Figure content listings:
* start *
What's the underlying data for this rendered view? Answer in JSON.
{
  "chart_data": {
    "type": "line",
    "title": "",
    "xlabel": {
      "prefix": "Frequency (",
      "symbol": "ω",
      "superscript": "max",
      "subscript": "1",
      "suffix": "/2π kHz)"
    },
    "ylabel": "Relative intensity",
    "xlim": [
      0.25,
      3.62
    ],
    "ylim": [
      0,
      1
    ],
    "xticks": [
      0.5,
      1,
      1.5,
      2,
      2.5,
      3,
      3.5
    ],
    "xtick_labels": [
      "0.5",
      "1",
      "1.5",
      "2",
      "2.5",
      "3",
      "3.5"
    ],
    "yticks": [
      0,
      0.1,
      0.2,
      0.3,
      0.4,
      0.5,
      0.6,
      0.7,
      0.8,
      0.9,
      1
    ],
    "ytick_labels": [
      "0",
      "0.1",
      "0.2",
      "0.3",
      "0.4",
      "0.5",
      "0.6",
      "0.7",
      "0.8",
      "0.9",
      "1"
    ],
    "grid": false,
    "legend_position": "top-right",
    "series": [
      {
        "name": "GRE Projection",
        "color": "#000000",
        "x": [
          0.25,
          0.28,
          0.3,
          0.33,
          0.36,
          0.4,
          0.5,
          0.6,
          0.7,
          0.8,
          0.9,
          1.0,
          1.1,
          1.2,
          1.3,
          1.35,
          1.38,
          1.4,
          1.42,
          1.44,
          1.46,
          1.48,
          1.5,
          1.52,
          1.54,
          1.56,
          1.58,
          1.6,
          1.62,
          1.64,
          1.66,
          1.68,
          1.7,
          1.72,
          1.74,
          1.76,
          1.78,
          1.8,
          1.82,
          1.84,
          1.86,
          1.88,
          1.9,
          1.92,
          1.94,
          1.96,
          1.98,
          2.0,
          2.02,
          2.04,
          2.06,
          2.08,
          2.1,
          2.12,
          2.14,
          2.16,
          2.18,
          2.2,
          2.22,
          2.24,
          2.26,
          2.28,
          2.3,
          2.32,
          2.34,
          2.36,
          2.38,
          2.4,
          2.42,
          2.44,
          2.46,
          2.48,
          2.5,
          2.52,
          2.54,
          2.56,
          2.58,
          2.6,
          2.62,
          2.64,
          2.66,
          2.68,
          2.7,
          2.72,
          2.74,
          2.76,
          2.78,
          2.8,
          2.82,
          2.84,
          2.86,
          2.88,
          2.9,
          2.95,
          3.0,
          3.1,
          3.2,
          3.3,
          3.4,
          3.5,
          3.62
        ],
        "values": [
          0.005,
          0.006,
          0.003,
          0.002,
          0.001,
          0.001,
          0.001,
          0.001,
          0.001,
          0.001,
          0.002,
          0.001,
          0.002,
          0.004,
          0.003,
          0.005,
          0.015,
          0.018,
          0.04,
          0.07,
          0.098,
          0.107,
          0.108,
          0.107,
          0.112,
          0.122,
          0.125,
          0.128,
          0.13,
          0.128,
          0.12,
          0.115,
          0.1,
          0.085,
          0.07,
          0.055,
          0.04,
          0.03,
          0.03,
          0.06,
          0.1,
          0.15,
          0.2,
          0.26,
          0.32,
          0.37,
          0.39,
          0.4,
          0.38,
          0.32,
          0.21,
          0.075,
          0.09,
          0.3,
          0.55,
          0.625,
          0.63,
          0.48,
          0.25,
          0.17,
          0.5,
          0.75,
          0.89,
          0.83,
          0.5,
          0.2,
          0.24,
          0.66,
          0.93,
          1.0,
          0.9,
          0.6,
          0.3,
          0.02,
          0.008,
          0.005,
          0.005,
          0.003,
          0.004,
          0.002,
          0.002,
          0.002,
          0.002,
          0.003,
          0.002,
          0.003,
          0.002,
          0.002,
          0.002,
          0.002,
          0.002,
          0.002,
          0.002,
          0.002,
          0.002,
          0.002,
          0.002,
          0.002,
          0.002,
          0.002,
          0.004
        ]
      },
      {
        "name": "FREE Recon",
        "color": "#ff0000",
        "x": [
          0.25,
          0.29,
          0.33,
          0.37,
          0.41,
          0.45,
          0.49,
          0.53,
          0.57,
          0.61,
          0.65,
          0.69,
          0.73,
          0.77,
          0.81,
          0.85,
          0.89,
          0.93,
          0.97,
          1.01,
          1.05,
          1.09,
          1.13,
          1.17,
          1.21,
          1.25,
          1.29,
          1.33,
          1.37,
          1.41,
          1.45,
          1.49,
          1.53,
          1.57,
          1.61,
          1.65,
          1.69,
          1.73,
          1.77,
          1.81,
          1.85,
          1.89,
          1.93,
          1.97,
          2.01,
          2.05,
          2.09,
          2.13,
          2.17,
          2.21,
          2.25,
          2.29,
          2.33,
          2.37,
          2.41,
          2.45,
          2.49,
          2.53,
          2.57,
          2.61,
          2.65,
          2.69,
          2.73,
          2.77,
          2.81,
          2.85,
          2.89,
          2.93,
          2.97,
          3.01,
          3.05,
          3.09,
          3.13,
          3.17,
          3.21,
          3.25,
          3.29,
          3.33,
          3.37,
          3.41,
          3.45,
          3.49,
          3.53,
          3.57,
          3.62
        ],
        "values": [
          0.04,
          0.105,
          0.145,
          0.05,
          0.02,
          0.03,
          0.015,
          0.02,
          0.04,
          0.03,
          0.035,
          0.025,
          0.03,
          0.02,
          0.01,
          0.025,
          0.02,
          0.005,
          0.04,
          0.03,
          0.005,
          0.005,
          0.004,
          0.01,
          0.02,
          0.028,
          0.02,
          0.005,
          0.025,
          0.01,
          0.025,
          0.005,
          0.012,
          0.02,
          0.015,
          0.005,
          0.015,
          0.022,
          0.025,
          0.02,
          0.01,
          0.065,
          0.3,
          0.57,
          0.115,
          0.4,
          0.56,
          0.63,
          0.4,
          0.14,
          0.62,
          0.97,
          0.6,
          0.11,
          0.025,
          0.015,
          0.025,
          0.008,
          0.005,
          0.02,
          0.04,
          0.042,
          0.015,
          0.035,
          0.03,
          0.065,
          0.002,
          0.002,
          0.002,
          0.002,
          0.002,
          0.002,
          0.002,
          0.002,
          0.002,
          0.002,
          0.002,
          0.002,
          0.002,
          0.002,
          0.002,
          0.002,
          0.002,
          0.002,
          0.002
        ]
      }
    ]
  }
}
* end *
WORK TO DO
Transcribe all of the lines in the records precisely.

OUTPUT BELOW
What's the underlying data for this rendered view? Answer in JSON.
{
  "chart_data": {
    "type": "line",
    "title": "",
    "xlabel": {
      "prefix": "Frequency (",
      "symbol": "ω",
      "superscript": "max",
      "subscript": "1",
      "suffix": "/2π kHz)"
    },
    "ylabel": "Relative intensity",
    "xlim": [
      0.25,
      3.62
    ],
    "ylim": [
      0,
      1
    ],
    "xticks": [
      0.5,
      1,
      1.5,
      2,
      2.5,
      3,
      3.5
    ],
    "xtick_labels": [
      "0.5",
      "1",
      "1.5",
      "2",
      "2.5",
      "3",
      "3.5"
    ],
    "yticks": [
      0,
      0.1,
      0.2,
      0.3,
      0.4,
      0.5,
      0.6,
      0.7,
      0.8,
      0.9,
      1
    ],
    "ytick_labels": [
      "0",
      "0.1",
      "0.2",
      "0.3",
      "0.4",
      "0.5",
      "0.6",
      "0.7",
      "0.8",
      "0.9",
      "1"
    ],
    "grid": false,
    "legend_position": "top-right",
    "series": [
      {
        "name": "GRE Projection",
        "color": "#000000",
        "x": [
          0.25,
          0.28,
          0.3,
          0.33,
          0.36,
          0.4,
          0.5,
          0.6,
          0.7,
          0.8,
          0.9,
          1.0,
          1.1,
          1.2,
          1.3,
          1.35,
          1.38,
          1.4,
          1.42,
          1.44,
          1.46,
          1.48,
          1.5,
          1.52,
          1.54,
          1.56,
          1.58,
          1.6,
          1.62,
          1.64,
          1.66,
          1.68,
          1.7,
          1.72,
          1.74,
          1.76,
          1.78,
          1.8,
          1.82,
          1.84,
          1.86,
          1.88,
          1.9,
          1.92,
          1.94,
          1.96,
          1.98,
          2.0,
          2.02,
          2.04,
          2.06,
          2.08,
          2.1,
          2.12,
          2.14,
          2.16,
          2.18,
          2.2,
          2.22,
          2.24,
          2.26,
          2.28,
          2.3,
          2.32,
          2.34,
          2.36,
          2.38,
          2.4,
          2.42,
          2.44,
          2.46,
          2.48,
          2.5,
          2.52,
          2.54,
          2.56,
          2.58,
          2.6,
          2.62,
          2.64,
          2.66,
          2.68,
          2.7,
          2.72,
          2.74,
          2.76,
          2.78,
          2.8,
          2.82,
          2.84,
          2.86,
          2.88,
          2.9,
          2.95,
          3.0,
          3.1,
          3.2,
          3.3,
          3.4,
          3.5,
          3.62
        ],
        "values": [
          0.005,
          0.006,
          0.003,
          0.002,
          0.001,
          0.001,
          0.001,
          0.001,
          0.001,
          0.001,
          0.002,
          0.001,
          0.002,
          0.004,
          0.003,
          0.005,
          0.015,
          0.018,
          0.04,
          0.07,
          0.098,
          0.107,
          0.108,
          0.107,
          0.112,
          0.122,
          0.125,
          0.128,
          0.13,
          0.128,
          0.12,
          0.115,
          0.1,
          0.085,
          0.07,
          0.055,
          0.04,
          0.03,
          0.03,
          0.06,
          0.1,
          0.15,
          0.2,
          0.26,
          0.32,
          0.37,
          0.39,
          0.4,
          0.38,
          0.32,
          0.21,
          0.075,
          0.09,
          0.3,
          0.55,
          0.625,
          0.63,
          0.48,
          0.25,
          0.17,
          0.5,
          0.75,
          0.89,
          0.83,
          0.5,
          0.2,
          0.24,
          0.66,
          0.93,
          1.0,
          0.9,
          0.6,
          0.3,
          0.02,
          0.008,
          0.005,
          0.005,
          0.003,
          0.004,
          0.002,
          0.002,
          0.002,
          0.002,
          0.003,
          0.002,
          0.003,
          0.002,
          0.002,
          0.002,
          0.002,
          0.002,
          0.002,
          0.002,
          0.002,
          0.002,
          0.002,
          0.002,
          0.002,
          0.002,
          0.002,
          0.004
        ]
      },
      {
        "name": "FREE Recon",
        "color": "#ff0000",
        "x": [
          0.25,
          0.29,
          0.33,
          0.37,
          0.41,
          0.45,
          0.49,
          0.53,
          0.57,
          0.61,
          0.65,
          0.69,
          0.73,
          0.77,
          0.81,
          0.85,
          0.89,
          0.93,
          0.97,
          1.01,
          1.05,
          1.09,
          1.13,
          1.17,
          1.21,
          1.25,
          1.29,
          1.33,
          1.37,
          1.41,
          1.45,
          1.49,
          1.53,
          1.57,
          1.61,
          1.65,
          1.69,
          1.73,
          1.77,
          1.81,
          1.85,
          1.89,
          1.93,
          1.97,
          2.01,
          2.05,
          2.09,
          2.13,
          2.17,
          2.21,
          2.25,
          2.29,
          2.33,
          2.37,
          2.41,
          2.45,
          2.49,
          2.53,
          2.57,
          2.61,
          2.65,
          2.69,
          2.73,
          2.77,
          2.81,
          2.85,
          2.89,
          2.93,
          2.97,
          3.01,
          3.05,
          3.09,
          3.13,
          3.17,
          3.21,
          3.25,
          3.29,
          3.33,
          3.37,
          3.41,
          3.45,
          3.49,
          3.53,
          3.57,
          3.62
        ],
        "values": [
          0.04,
          0.105,
          0.145,
          0.05,
          0.02,
          0.03,
          0.015,
          0.02,
          0.04,
          0.03,
          0.035,
          0.025,
          0.03,
          0.02,
          0.01,
          0.025,
          0.02,
          0.005,
          0.04,
          0.03,
          0.005,
          0.005,
          0.004,
          0.01,
          0.02,
          0.028,
          0.02,
          0.005,
          0.025,
          0.01,
          0.025,
          0.005,
          0.012,
          0.02,
          0.015,
          0.005,
          0.015,
          0.022,
          0.025,
          0.02,
          0.01,
          0.065,
          0.3,
          0.57,
          0.115,
          0.4,
          0.56,
          0.63,
          0.4,
          0.14,
          0.62,
          0.97,
          0.6,
          0.11,
          0.025,
          0.015,
          0.025,
          0.008,
          0.005,
          0.02,
          0.04,
          0.042,
          0.015,
          0.035,
          0.03,
          0.065,
          0.002,
          0.002,
          0.002,
          0.002,
          0.002,
          0.002,
          0.002,
          0.002,
          0.002,
          0.002,
          0.002,
          0.002,
          0.002,
          0.002,
          0.002,
          0.002,
          0.002,
          0.002,
          0.002
        ]
      }
    ]
  }
}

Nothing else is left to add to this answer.